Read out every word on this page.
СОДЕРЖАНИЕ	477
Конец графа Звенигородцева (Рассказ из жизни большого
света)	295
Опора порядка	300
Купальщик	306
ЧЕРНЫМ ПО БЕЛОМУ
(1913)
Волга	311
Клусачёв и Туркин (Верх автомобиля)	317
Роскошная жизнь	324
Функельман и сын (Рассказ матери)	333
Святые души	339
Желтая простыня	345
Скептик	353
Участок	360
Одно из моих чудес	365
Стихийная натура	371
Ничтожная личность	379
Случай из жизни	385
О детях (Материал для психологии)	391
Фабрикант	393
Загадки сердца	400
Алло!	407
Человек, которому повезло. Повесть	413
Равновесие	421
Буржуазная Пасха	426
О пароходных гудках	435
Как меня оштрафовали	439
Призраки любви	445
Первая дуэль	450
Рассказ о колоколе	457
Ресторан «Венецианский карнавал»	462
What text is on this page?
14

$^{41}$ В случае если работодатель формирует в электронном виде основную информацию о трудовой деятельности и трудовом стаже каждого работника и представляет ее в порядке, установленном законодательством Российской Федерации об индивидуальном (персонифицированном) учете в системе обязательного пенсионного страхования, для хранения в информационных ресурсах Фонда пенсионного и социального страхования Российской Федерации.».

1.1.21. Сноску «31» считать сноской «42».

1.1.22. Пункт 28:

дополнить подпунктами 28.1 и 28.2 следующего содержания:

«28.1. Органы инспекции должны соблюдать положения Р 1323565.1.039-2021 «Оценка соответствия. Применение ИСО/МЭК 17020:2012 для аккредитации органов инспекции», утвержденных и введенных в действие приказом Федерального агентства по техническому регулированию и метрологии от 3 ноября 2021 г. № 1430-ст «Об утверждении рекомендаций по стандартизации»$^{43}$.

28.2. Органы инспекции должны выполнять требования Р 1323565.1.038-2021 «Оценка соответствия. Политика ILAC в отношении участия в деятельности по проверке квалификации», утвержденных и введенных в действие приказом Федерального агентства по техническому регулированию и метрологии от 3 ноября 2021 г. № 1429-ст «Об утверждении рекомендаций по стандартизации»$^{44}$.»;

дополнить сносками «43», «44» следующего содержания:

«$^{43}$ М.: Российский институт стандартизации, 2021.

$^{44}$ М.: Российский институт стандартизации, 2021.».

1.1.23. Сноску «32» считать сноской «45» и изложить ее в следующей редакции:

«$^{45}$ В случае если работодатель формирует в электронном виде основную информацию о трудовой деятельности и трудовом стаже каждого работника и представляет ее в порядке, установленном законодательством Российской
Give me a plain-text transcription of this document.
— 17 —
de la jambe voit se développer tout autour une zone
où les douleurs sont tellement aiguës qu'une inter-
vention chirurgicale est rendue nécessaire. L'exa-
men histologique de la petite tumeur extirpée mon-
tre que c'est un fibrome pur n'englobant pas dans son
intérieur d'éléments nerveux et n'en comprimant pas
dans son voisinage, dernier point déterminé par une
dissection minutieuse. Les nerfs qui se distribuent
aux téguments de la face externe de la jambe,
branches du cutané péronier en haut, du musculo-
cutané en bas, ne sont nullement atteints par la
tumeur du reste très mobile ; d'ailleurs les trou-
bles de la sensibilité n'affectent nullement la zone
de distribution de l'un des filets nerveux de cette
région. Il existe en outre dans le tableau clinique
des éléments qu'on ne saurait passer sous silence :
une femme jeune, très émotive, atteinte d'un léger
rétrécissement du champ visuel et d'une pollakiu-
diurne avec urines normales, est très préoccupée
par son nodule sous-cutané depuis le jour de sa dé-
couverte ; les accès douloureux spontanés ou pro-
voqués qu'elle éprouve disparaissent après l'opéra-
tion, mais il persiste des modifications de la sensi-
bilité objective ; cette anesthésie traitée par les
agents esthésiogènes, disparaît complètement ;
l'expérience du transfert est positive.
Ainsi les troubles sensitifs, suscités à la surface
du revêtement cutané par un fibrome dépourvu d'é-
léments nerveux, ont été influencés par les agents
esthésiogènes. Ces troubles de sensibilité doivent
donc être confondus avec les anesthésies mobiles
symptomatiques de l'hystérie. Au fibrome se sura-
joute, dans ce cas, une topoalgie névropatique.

********

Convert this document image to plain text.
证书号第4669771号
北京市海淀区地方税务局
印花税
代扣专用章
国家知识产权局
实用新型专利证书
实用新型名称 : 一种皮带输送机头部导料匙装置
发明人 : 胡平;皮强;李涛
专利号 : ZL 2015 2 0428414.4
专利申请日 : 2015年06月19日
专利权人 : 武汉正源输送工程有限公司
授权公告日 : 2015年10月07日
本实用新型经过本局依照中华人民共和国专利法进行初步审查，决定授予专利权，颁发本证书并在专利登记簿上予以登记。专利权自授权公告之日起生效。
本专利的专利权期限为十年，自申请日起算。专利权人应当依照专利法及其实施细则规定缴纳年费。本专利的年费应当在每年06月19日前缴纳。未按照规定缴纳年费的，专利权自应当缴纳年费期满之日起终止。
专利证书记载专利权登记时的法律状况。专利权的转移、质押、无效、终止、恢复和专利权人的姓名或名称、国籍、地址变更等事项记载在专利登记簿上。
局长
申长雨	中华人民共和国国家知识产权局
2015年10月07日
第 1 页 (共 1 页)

********

**Instructions to follow**. Look through the records above and report how many lines hold the word "dans", giving only the number.

**Answer to the problem**. 4